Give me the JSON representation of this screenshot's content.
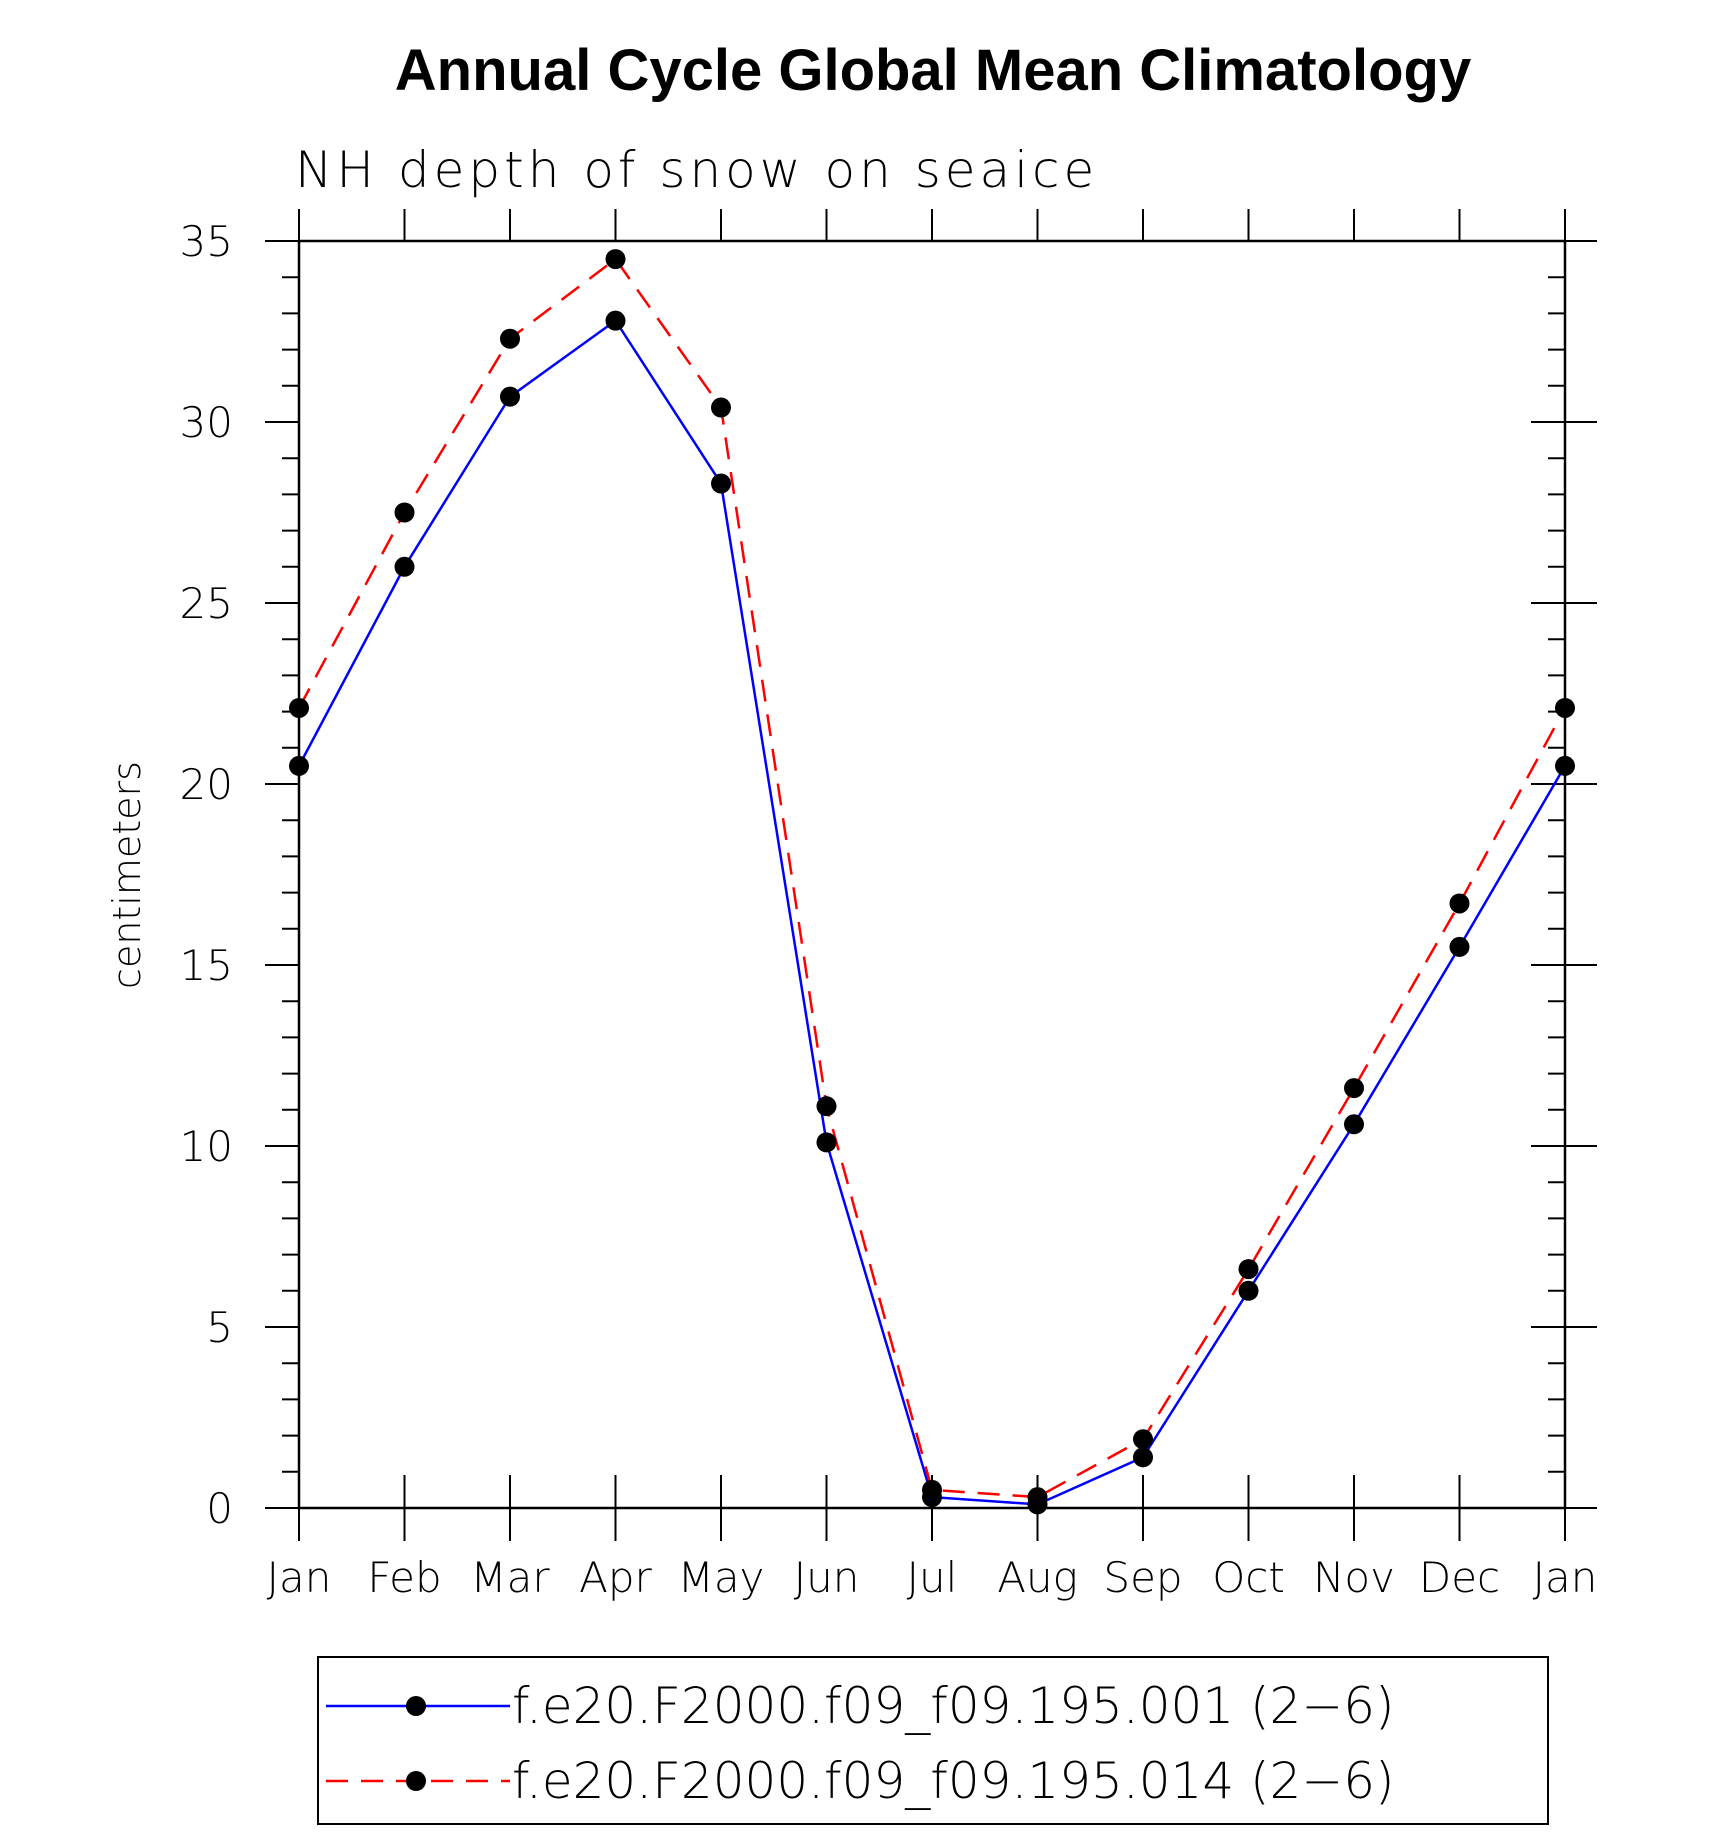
{
  "chart_data": {
    "type": "line",
    "title": "Annual Cycle Global Mean Climatology",
    "subtitle": "NH depth of snow on seaice",
    "xlabel": "",
    "ylabel": "centimeters",
    "categories": [
      "Jan",
      "Feb",
      "Mar",
      "Apr",
      "May",
      "Jun",
      "Jul",
      "Aug",
      "Sep",
      "Oct",
      "Nov",
      "Dec",
      "Jan"
    ],
    "ylim": [
      0,
      35
    ],
    "yticks": [
      0,
      5,
      10,
      15,
      20,
      25,
      30,
      35
    ],
    "grid": false,
    "legend_position": "bottom",
    "series": [
      {
        "name": "f.e20.F2000.f09_f09.195.001 (2−6)",
        "color": "#0000ff",
        "line_style": "solid",
        "marker": "filled-circle",
        "values": [
          20.5,
          26.0,
          30.7,
          32.8,
          28.3,
          10.1,
          0.3,
          0.1,
          1.4,
          6.0,
          10.6,
          15.5,
          20.5
        ]
      },
      {
        "name": "f.e20.F2000.f09_f09.195.014 (2−6)",
        "color": "#ff0000",
        "line_style": "dashed",
        "marker": "filled-circle",
        "values": [
          22.1,
          27.5,
          32.3,
          34.5,
          30.4,
          11.1,
          0.5,
          0.3,
          1.9,
          6.6,
          11.6,
          16.7,
          22.1
        ]
      }
    ]
  }
}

== INSTRUCTION ==
Reproduce the entries exactly. Do not carry over any picture.

== TASK ANSWER ==
Give me the JSON representation of this screenshot's content.
{
  "chart_data": {
    "type": "line",
    "title": "Annual Cycle Global Mean Climatology",
    "subtitle": "NH depth of snow on seaice",
    "xlabel": "",
    "ylabel": "centimeters",
    "categories": [
      "Jan",
      "Feb",
      "Mar",
      "Apr",
      "May",
      "Jun",
      "Jul",
      "Aug",
      "Sep",
      "Oct",
      "Nov",
      "Dec",
      "Jan"
    ],
    "ylim": [
      0,
      35
    ],
    "yticks": [
      0,
      5,
      10,
      15,
      20,
      25,
      30,
      35
    ],
    "grid": false,
    "legend_position": "bottom",
    "series": [
      {
        "name": "f.e20.F2000.f09_f09.195.001 (2−6)",
        "color": "#0000ff",
        "line_style": "solid",
        "marker": "filled-circle",
        "values": [
          20.5,
          26.0,
          30.7,
          32.8,
          28.3,
          10.1,
          0.3,
          0.1,
          1.4,
          6.0,
          10.6,
          15.5,
          20.5
        ]
      },
      {
        "name": "f.e20.F2000.f09_f09.195.014 (2−6)",
        "color": "#ff0000",
        "line_style": "dashed",
        "marker": "filled-circle",
        "values": [
          22.1,
          27.5,
          32.3,
          34.5,
          30.4,
          11.1,
          0.5,
          0.3,
          1.9,
          6.6,
          11.6,
          16.7,
          22.1
        ]
      }
    ]
  }
}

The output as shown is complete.